Job -
Copy whichever lines contain the string "法定代表人".

Provided records -
=======
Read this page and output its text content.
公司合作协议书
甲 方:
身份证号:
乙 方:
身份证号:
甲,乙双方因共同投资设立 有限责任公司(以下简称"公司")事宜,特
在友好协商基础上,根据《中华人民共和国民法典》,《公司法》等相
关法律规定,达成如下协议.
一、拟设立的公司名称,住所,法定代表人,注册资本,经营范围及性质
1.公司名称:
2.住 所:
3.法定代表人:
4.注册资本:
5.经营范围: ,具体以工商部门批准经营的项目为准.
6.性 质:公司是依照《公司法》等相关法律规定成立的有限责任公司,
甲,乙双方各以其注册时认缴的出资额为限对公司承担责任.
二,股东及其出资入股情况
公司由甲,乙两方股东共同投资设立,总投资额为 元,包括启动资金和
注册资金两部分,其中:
=======
Full answer -
一、拟设立的公司名称,住所,法定代表人,注册资本,经营范围及性质
3.法定代表人:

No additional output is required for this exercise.